> **What is being asked**
Pull out every line in the data that has the string "Miércoles" in it.

(Collected data)
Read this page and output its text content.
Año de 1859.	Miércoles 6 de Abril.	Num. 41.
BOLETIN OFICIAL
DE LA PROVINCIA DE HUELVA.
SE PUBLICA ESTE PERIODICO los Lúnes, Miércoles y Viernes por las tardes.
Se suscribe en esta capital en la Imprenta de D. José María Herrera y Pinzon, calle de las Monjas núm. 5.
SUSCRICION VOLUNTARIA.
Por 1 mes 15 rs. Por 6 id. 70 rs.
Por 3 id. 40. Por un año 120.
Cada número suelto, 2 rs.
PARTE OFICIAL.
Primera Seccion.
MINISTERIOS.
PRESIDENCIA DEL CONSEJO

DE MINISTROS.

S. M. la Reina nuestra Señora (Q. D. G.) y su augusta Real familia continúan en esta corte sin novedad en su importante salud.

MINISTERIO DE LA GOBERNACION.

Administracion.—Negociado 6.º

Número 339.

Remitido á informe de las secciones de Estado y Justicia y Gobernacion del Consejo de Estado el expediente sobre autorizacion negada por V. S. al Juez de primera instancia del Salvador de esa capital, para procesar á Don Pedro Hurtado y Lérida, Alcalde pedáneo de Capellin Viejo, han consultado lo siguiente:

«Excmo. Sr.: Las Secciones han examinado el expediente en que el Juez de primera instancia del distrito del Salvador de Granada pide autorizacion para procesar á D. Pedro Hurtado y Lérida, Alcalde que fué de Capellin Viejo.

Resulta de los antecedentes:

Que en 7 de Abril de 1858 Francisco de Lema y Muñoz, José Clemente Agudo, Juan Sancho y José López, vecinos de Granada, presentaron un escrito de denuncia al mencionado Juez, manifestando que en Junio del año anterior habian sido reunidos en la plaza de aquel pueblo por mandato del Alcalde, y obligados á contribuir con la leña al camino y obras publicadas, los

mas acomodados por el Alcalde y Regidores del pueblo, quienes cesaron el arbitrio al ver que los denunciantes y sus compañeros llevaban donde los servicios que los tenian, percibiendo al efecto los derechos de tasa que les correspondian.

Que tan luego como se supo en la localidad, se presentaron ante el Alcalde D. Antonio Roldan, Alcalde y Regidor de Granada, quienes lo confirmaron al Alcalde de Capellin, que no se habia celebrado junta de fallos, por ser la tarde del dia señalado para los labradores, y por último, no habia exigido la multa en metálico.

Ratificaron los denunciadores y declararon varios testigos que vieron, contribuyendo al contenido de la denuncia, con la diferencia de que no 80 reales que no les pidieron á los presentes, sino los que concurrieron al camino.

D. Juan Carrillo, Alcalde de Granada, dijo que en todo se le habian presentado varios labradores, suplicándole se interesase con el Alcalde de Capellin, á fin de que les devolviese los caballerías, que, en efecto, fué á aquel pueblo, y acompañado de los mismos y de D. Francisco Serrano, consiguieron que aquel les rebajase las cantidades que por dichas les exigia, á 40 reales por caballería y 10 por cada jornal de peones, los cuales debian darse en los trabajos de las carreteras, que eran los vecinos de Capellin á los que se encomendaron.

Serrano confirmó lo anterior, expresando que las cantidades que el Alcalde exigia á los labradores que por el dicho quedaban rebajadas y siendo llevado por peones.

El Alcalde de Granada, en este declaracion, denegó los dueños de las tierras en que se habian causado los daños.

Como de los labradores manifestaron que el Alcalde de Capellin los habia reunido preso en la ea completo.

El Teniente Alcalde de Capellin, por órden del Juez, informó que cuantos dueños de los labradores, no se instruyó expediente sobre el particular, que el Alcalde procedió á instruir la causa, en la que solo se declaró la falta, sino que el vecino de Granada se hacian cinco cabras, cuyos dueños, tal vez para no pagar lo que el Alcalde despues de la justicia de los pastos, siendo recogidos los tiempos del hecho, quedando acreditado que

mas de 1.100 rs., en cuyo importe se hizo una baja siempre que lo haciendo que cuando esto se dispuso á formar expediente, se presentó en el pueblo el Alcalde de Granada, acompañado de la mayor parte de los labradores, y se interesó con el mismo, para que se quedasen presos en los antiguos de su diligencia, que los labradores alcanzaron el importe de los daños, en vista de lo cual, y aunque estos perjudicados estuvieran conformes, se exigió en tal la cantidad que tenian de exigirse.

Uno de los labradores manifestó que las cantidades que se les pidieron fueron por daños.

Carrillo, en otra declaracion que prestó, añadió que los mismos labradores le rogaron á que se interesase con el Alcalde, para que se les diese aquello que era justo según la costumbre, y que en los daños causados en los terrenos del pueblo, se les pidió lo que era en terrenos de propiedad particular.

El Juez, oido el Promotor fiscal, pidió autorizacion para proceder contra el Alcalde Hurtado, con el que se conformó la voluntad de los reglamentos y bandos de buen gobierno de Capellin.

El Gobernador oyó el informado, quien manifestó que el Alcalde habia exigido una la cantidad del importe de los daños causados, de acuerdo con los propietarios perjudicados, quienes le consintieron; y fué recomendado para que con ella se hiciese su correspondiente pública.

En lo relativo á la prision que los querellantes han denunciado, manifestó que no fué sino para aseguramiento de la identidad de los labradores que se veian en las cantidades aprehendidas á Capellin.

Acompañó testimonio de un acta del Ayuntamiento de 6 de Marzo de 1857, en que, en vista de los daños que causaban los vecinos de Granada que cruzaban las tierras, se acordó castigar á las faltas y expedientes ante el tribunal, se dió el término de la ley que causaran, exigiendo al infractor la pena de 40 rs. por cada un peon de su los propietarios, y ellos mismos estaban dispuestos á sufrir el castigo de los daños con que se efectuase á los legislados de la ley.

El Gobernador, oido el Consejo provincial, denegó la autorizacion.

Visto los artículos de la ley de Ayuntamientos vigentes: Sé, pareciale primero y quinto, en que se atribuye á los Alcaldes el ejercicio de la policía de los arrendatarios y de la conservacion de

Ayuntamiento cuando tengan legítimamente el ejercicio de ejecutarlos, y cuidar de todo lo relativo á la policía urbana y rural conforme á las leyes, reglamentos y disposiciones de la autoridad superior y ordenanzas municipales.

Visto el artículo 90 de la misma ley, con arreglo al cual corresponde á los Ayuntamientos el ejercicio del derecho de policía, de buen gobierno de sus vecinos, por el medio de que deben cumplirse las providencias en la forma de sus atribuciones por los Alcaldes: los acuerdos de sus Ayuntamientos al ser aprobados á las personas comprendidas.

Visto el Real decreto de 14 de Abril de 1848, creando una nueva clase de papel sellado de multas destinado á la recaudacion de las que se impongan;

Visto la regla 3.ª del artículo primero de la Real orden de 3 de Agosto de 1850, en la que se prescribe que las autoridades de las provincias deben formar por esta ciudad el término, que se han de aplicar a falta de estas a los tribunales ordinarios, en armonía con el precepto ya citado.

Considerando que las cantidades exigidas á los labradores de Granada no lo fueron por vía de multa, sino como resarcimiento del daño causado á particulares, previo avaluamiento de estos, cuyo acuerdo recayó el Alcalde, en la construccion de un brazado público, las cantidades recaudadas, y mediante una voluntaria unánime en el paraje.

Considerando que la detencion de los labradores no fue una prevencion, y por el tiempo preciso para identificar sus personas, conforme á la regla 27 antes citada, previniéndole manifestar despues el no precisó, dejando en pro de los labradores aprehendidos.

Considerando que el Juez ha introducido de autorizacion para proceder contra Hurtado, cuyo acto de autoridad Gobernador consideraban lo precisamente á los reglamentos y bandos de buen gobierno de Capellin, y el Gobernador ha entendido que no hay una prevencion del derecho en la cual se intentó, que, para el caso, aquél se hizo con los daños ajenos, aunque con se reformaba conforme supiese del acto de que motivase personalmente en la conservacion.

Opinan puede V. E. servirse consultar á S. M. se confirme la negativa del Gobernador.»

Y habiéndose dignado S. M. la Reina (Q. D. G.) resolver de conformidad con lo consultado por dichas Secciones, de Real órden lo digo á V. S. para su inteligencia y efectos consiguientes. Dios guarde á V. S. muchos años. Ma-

> **Complete answer**
Año de 1859.	Miércoles 6 de Abril.	Num. 41.
SE PUBLICA ESTE PERIODICO los Lúnes, Miércoles y Viernes por las tardes.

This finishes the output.